--- START OF Given records ---

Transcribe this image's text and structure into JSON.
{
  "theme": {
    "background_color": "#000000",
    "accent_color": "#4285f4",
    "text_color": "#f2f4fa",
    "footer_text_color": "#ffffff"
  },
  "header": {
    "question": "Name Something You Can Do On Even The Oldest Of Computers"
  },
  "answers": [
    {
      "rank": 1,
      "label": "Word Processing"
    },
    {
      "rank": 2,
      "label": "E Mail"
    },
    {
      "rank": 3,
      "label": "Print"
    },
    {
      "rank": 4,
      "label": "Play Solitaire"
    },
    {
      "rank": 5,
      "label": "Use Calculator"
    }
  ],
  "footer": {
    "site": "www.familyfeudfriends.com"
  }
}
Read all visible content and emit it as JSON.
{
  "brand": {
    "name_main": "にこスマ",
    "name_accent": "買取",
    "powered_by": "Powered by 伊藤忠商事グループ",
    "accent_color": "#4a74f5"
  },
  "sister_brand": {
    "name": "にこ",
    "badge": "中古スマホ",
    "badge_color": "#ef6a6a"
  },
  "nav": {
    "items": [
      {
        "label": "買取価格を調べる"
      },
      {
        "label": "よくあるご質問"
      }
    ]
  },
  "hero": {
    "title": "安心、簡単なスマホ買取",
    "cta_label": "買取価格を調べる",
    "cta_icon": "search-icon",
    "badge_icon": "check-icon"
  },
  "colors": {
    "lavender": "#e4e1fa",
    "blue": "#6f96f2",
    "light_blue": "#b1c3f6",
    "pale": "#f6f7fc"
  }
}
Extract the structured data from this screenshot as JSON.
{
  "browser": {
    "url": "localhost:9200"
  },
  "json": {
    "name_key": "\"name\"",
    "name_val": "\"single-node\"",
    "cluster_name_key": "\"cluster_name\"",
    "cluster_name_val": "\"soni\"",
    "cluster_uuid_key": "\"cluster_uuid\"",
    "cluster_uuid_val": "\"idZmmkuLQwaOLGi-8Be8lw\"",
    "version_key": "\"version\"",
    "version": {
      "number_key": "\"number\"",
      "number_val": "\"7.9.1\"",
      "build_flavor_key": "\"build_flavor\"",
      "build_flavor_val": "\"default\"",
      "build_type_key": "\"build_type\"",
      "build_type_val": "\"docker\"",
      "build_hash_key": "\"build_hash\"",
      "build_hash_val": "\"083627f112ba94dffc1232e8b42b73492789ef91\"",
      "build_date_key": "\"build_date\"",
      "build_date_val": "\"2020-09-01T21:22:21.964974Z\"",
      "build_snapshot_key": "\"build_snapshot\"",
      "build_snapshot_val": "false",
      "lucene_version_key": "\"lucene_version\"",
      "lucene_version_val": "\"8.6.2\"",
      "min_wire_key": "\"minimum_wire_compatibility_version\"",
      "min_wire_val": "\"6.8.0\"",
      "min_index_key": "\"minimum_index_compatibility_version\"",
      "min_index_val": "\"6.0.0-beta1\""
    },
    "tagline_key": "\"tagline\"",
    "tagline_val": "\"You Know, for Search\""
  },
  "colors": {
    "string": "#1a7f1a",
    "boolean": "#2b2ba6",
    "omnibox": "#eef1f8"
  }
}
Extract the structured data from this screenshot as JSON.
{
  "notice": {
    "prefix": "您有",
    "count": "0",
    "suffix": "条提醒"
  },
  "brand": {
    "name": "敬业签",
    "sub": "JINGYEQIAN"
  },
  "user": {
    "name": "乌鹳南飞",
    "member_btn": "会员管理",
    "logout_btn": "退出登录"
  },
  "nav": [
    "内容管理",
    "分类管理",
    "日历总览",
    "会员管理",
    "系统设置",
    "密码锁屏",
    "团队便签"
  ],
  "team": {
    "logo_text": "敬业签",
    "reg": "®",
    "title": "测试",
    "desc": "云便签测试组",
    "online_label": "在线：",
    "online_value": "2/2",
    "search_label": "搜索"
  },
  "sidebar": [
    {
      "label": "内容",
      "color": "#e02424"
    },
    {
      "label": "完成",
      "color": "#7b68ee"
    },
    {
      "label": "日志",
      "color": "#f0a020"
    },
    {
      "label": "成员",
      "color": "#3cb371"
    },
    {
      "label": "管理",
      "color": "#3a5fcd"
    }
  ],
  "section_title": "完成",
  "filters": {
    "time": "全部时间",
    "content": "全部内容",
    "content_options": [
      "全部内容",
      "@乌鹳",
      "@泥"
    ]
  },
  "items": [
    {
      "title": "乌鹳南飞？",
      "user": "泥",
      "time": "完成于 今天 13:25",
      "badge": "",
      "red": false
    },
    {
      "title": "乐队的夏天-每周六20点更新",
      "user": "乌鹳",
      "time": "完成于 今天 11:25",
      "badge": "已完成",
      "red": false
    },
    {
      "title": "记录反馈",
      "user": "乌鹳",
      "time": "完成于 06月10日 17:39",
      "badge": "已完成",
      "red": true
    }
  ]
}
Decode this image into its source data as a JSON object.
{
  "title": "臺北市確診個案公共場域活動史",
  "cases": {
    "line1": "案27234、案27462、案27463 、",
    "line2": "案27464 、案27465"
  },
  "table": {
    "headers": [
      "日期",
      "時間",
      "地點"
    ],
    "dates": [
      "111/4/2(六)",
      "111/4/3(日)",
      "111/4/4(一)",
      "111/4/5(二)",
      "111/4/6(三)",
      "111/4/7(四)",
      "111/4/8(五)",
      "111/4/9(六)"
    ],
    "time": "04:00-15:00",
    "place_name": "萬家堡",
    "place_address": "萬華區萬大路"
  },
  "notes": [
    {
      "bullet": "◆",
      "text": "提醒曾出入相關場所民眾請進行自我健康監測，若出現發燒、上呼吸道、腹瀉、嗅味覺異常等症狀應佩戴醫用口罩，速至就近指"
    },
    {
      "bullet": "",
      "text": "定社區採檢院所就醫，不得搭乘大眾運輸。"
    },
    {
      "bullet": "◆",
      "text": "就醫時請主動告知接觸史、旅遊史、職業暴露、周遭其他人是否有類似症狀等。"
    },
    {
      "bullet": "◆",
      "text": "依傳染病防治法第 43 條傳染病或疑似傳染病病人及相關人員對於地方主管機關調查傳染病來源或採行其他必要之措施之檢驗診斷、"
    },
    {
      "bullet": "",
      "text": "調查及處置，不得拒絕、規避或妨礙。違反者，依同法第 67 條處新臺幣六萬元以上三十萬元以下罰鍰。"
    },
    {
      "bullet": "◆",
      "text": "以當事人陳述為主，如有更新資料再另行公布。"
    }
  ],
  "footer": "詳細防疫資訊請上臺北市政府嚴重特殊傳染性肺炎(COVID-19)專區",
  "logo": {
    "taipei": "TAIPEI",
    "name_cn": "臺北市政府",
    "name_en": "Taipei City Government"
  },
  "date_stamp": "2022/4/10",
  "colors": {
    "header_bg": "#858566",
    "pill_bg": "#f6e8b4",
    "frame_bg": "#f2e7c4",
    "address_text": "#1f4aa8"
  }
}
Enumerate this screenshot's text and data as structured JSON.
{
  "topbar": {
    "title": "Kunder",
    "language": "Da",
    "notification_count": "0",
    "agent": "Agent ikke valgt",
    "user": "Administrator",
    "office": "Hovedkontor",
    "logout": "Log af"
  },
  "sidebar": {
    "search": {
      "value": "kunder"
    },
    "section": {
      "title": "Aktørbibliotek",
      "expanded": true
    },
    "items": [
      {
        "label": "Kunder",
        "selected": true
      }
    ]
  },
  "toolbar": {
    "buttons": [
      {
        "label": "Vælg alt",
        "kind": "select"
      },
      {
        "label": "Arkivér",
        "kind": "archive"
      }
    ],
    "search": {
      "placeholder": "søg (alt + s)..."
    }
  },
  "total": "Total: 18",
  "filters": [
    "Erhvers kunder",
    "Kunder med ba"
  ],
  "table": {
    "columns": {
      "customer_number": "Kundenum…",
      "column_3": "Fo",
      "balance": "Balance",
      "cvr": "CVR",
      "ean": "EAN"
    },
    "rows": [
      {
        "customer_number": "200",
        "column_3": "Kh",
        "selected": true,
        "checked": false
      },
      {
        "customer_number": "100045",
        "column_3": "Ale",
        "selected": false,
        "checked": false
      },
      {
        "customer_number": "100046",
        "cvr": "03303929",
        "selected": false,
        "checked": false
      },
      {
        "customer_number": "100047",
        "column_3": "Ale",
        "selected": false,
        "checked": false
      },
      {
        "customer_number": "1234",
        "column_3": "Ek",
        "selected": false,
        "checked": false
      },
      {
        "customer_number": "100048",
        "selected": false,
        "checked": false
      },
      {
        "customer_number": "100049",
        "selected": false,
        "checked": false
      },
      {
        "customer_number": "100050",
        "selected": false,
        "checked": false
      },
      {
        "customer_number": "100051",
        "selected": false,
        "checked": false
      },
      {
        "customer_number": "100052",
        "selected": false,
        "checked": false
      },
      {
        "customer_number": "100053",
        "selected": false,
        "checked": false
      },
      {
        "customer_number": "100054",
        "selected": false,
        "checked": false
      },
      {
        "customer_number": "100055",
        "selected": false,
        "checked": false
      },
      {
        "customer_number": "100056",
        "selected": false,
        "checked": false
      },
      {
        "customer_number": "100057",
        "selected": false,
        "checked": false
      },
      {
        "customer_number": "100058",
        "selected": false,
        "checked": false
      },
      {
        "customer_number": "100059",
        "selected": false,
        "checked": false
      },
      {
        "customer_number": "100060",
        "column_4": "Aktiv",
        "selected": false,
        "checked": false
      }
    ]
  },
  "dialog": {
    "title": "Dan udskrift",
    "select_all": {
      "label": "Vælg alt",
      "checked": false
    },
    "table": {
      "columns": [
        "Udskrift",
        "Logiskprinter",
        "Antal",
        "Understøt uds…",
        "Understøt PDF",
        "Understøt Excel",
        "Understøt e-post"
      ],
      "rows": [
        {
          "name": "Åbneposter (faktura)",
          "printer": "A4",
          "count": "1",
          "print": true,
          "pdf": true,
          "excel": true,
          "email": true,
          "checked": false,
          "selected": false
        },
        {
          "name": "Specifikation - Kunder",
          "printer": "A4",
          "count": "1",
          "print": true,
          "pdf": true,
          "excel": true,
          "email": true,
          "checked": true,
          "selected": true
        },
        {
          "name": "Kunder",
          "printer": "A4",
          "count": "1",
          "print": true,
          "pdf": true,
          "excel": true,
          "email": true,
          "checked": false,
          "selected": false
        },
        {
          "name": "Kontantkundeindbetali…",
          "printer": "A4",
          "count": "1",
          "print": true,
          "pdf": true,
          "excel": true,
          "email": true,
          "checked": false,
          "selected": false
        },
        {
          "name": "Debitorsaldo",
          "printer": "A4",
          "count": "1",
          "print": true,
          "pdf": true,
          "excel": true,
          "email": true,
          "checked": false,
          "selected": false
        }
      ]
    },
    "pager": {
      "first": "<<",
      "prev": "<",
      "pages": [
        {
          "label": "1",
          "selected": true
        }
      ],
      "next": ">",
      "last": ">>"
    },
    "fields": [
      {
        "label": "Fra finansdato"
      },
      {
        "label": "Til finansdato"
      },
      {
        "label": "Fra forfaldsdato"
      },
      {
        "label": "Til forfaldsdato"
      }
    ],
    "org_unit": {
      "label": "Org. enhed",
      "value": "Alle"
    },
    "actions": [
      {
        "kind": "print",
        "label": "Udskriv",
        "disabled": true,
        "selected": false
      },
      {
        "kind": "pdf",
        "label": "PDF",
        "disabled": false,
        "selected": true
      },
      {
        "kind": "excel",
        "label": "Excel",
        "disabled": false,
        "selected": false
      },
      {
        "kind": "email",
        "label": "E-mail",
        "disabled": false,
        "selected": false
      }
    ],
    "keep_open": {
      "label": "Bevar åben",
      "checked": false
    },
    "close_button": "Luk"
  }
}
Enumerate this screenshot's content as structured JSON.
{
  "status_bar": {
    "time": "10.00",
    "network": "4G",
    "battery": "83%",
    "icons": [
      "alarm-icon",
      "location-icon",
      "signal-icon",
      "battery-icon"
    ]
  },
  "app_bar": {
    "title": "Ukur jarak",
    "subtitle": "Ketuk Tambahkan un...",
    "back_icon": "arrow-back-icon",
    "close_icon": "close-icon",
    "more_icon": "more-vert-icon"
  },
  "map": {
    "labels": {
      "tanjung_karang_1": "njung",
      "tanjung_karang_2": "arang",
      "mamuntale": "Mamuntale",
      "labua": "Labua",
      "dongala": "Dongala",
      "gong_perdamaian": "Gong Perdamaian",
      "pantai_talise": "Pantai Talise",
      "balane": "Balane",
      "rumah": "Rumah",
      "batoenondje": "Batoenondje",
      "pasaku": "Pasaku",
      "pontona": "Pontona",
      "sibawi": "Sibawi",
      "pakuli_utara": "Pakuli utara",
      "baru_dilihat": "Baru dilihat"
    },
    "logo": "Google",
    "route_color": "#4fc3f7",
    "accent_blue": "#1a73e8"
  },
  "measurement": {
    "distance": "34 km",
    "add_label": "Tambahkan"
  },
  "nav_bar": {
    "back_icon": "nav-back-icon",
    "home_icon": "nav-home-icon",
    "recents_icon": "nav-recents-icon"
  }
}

--- END OF Given records ---

Task instructions —
Go through the material above and copy each line that has the word "image".

Solution to this problem —
Transcribe this image's text and structure into JSON.
Decode this image into its source data as a JSON object.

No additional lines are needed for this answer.